Required task »
Determine how many lines of the records include "true", and answer with the number alone.

* * * * *

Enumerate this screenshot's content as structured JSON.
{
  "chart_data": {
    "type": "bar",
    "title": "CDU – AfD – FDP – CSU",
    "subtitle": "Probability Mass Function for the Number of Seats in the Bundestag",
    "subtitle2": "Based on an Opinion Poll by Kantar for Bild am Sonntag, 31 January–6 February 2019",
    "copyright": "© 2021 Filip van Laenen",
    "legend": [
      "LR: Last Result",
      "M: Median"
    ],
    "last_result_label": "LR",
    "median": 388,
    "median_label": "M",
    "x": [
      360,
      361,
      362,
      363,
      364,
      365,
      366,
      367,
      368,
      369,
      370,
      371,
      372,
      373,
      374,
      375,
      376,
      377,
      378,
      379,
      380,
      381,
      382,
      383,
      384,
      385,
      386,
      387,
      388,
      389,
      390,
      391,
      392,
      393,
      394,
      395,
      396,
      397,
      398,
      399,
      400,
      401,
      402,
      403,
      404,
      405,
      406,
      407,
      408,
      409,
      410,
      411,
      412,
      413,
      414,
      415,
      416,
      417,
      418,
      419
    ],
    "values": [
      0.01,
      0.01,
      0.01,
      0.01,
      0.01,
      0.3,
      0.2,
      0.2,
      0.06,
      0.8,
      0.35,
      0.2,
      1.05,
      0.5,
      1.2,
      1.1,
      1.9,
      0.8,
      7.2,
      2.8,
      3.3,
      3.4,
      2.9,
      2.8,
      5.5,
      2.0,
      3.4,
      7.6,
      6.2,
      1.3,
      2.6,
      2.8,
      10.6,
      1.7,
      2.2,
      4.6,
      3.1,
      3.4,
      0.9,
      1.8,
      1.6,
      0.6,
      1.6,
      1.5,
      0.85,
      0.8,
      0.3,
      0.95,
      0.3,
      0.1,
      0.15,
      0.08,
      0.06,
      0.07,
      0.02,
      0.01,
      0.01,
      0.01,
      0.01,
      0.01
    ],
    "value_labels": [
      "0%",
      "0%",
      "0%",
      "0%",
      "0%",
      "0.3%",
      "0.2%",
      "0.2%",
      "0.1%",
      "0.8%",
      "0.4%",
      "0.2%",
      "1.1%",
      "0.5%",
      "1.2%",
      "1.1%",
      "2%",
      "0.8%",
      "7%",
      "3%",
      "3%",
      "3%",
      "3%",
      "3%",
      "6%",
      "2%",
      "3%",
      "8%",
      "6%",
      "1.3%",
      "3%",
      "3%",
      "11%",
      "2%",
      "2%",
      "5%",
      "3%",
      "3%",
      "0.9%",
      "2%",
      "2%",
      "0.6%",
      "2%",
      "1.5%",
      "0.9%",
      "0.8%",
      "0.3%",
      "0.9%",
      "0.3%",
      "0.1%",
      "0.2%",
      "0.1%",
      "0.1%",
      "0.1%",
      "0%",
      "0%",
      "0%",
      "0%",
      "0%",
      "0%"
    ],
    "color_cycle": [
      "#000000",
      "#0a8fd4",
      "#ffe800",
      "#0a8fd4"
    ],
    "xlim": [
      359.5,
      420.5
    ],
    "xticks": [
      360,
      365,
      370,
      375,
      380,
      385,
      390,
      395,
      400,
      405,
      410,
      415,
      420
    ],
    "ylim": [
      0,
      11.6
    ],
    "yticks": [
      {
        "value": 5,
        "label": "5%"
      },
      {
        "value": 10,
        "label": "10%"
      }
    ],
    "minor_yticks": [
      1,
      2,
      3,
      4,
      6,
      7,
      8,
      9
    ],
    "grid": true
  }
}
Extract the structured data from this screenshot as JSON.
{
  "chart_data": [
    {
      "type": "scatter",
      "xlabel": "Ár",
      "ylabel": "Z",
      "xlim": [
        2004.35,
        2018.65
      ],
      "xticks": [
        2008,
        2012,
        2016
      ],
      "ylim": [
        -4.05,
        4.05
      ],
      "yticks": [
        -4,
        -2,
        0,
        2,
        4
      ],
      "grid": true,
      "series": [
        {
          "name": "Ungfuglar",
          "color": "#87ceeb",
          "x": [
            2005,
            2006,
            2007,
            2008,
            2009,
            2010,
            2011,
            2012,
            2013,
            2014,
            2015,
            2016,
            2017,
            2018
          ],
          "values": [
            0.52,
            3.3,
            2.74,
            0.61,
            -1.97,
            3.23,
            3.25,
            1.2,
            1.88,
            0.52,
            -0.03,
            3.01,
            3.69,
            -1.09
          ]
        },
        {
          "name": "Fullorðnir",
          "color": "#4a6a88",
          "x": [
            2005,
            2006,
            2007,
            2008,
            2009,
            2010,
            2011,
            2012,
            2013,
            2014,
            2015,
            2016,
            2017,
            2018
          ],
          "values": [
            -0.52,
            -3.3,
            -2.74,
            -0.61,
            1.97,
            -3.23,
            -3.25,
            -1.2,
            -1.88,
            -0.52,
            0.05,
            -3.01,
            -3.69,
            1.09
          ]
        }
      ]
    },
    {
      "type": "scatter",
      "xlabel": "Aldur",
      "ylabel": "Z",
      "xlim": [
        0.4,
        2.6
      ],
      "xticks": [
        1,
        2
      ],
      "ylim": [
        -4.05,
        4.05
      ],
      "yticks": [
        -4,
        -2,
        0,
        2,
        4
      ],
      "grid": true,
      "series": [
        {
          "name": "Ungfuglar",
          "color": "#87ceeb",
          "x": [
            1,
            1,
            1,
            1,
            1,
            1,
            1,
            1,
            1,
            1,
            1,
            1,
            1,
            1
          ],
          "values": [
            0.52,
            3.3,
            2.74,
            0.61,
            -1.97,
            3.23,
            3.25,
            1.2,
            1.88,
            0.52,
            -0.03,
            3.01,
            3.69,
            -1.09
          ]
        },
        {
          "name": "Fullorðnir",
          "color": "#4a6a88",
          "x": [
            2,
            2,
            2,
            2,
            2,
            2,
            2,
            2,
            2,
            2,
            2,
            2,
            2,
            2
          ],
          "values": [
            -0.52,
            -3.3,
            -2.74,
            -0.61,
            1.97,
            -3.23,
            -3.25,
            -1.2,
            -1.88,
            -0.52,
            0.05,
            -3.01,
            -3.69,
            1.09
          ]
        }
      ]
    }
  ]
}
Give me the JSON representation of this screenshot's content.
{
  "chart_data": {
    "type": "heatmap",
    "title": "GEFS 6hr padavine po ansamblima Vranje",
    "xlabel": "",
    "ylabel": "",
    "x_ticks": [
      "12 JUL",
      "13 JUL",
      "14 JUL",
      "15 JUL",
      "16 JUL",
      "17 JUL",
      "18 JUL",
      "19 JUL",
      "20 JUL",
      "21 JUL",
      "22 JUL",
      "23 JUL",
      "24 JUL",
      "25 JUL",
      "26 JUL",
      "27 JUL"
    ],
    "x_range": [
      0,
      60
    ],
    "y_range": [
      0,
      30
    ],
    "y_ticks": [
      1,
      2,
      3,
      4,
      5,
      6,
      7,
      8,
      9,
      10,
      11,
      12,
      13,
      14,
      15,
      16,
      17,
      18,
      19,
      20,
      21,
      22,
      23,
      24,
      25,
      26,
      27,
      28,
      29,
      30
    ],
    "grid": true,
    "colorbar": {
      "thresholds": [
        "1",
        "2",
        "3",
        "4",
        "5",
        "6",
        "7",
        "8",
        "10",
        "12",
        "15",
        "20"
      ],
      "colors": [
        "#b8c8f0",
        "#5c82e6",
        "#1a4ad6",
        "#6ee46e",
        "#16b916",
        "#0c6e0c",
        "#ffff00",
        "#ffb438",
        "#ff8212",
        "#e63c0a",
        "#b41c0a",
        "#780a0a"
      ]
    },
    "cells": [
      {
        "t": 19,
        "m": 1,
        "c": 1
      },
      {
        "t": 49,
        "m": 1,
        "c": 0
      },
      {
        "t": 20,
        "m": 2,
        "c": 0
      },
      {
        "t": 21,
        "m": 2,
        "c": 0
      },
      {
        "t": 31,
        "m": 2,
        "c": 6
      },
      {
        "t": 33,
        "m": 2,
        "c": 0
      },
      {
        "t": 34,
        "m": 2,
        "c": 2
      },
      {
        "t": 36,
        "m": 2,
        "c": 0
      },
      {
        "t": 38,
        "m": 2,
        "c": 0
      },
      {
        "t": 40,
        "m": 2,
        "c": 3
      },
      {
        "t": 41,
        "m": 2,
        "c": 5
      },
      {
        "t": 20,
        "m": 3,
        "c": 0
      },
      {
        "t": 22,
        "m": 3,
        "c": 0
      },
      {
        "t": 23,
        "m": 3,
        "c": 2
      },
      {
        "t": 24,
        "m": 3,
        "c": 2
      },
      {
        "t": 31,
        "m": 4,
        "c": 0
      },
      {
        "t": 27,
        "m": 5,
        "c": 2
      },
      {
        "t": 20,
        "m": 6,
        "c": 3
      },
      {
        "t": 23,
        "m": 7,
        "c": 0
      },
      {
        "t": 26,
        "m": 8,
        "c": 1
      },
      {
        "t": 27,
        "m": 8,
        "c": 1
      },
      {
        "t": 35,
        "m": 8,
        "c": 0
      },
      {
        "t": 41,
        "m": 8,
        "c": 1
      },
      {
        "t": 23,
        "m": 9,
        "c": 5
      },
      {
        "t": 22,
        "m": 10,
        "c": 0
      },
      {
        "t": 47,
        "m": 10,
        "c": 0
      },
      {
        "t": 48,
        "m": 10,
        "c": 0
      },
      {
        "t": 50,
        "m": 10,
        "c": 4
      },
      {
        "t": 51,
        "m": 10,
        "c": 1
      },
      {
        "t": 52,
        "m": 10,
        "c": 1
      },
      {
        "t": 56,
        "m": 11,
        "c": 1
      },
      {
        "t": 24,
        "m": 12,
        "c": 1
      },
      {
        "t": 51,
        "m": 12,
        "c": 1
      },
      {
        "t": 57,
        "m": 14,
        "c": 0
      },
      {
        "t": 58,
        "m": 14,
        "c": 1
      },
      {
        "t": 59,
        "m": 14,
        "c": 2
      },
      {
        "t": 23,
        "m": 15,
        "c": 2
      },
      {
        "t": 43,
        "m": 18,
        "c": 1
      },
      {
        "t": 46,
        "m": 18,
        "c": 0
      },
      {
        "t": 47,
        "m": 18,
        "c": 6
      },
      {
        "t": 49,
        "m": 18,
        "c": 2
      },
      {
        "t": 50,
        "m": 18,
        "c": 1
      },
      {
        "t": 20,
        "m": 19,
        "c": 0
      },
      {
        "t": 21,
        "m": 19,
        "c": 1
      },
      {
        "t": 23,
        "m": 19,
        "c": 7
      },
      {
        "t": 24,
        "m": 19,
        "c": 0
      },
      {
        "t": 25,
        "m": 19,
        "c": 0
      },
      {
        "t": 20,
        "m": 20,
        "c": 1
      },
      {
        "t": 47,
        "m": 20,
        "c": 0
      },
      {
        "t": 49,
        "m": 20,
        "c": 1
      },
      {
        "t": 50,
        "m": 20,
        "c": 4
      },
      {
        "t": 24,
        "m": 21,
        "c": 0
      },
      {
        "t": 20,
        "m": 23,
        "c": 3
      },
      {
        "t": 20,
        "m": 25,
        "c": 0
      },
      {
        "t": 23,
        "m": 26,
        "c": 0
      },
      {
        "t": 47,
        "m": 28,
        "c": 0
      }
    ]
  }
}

* * * * *

Worked answer »
4